**Instructions for the task**
Skip any picture you find and retype all the remaining lines exactly.

**Exercise input**
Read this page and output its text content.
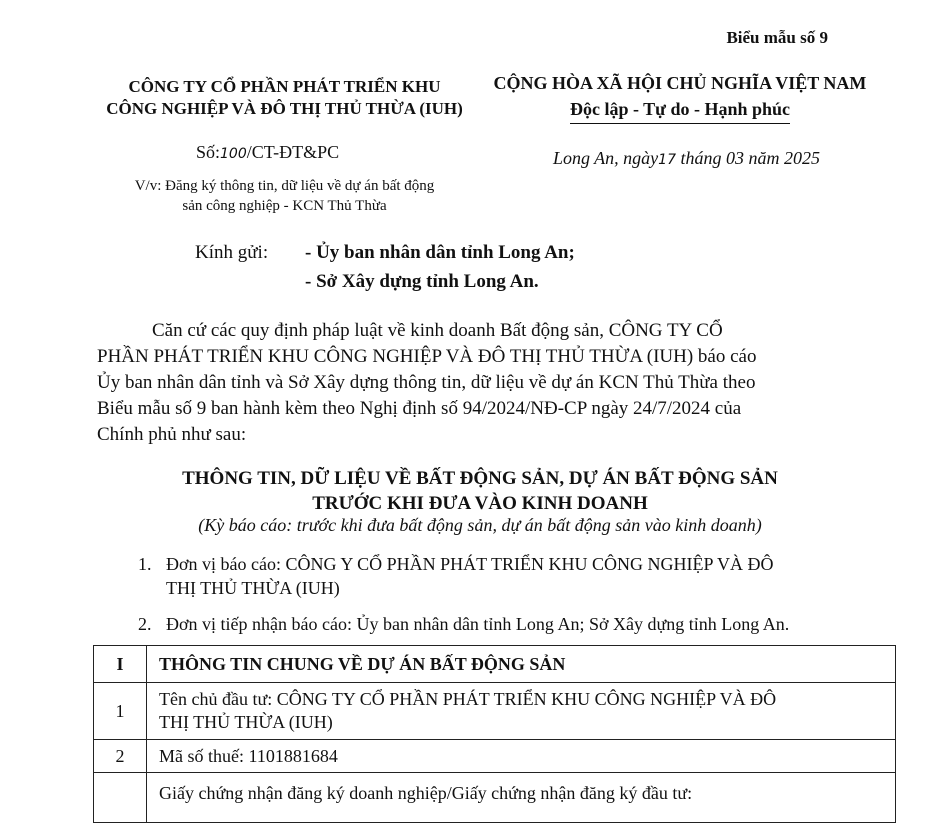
Biểu mẫu số 9
CÔNG TY CỔ PHẦN PHÁT TRIỂN KHU
CÔNG NGHIỆP VÀ ĐÔ THỊ THỦ THỪA (IUH)
CỘNG HÒA XÃ HỘI CHỦ NGHĨA VIỆT NAM
Độc lập - Tự do - Hạnh phúc
Số:100/CT-ĐT&PC	Long An, ngày17 tháng 03 năm 2025
V/v: Đăng ký thông tin, dữ liệu về dự án bất động
sản công nghiệp - KCN Thủ Thừa
Kính gửi: - Ủy ban nhân dân tỉnh Long An;
- Sở Xây dựng tỉnh Long An.
Căn cứ các quy định pháp luật về kinh doanh Bất động sản, CÔNG TY CỔ
PHẦN PHÁT TRIỂN KHU CÔNG NGHIỆP VÀ ĐÔ THỊ THỦ THỪA (IUH) báo cáo
Ủy ban nhân dân tỉnh và Sở Xây dựng thông tin, dữ liệu về dự án KCN Thủ Thừa theo
Biểu mẫu số 9 ban hành kèm theo Nghị định số 94/2024/NĐ-CP ngày 24/7/2024 của
Chính phủ như sau:
THÔNG TIN, DỮ LIỆU VỀ BẤT ĐỘNG SẢN, DỰ ÁN BẤT ĐỘNG SẢN
TRƯỚC KHI ĐƯA VÀO KINH DOANH
(Kỳ báo cáo: trước khi đưa bất động sản, dự án bất động sản vào kinh doanh)
1. Đơn vị báo cáo: CÔNG Y CỔ PHẦN PHÁT TRIỂN KHU CÔNG NGHIỆP VÀ ĐÔ
THỊ THỦ THỪA (IUH)
2. Đơn vị tiếp nhận báo cáo: Ủy ban nhân dân tỉnh Long An; Sở Xây dựng tỉnh Long An.
I	THÔNG TIN CHUNG VỀ DỰ ÁN BẤT ĐỘNG SẢN
1	Tên chủ đầu tư: CÔNG TY CỔ PHẦN PHÁT TRIỂN KHU CÔNG NGHIỆP VÀ ĐÔ
THỊ THỦ THỪA (IUH)

2	Mã số thuế: 1101881684
	Giấy chứng nhận đăng ký doanh nghiệp/Giấy chứng nhận đăng ký đầu tư:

**Written answer**
Read this page and output its text content.
Biểu mẫu số 9
CÔNG TY CỔ PHẦN PHÁT TRIỂN KHU
CÔNG NGHIỆP VÀ ĐÔ THỊ THỦ THỪA (IUH)
CỘNG HÒA XÃ HỘI CHỦ NGHĨA VIỆT NAM
Độc lập - Tự do - Hạnh phúc
Số:100/CT-ĐT&PC	Long An, ngày17 tháng 03 năm 2025
V/v: Đăng ký thông tin, dữ liệu về dự án bất động
sản công nghiệp - KCN Thủ Thừa
Kính gửi: - Ủy ban nhân dân tỉnh Long An;
- Sở Xây dựng tỉnh Long An.
Căn cứ các quy định pháp luật về kinh doanh Bất động sản, CÔNG TY CỔ
PHẦN PHÁT TRIỂN KHU CÔNG NGHIỆP VÀ ĐÔ THỊ THỦ THỪA (IUH) báo cáo
Ủy ban nhân dân tỉnh và Sở Xây dựng thông tin, dữ liệu về dự án KCN Thủ Thừa theo
Biểu mẫu số 9 ban hành kèm theo Nghị định số 94/2024/NĐ-CP ngày 24/7/2024 của
Chính phủ như sau:
THÔNG TIN, DỮ LIỆU VỀ BẤT ĐỘNG SẢN, DỰ ÁN BẤT ĐỘNG SẢN
TRƯỚC KHI ĐƯA VÀO KINH DOANH
(Kỳ báo cáo: trước khi đưa bất động sản, dự án bất động sản vào kinh doanh)
1. Đơn vị báo cáo: CÔNG Y CỔ PHẦN PHÁT TRIỂN KHU CÔNG NGHIỆP VÀ ĐÔ
THỊ THỦ THỪA (IUH)
2. Đơn vị tiếp nhận báo cáo: Ủy ban nhân dân tỉnh Long An; Sở Xây dựng tỉnh Long An.
I	THÔNG TIN CHUNG VỀ DỰ ÁN BẤT ĐỘNG SẢN
1	Tên chủ đầu tư: CÔNG TY CỔ PHẦN PHÁT TRIỂN KHU CÔNG NGHIỆP VÀ ĐÔ
THỊ THỦ THỪA (IUH)

2	Mã số thuế: 1101881684
	Giấy chứng nhận đăng ký doanh nghiệp/Giấy chứng nhận đăng ký đầu tư:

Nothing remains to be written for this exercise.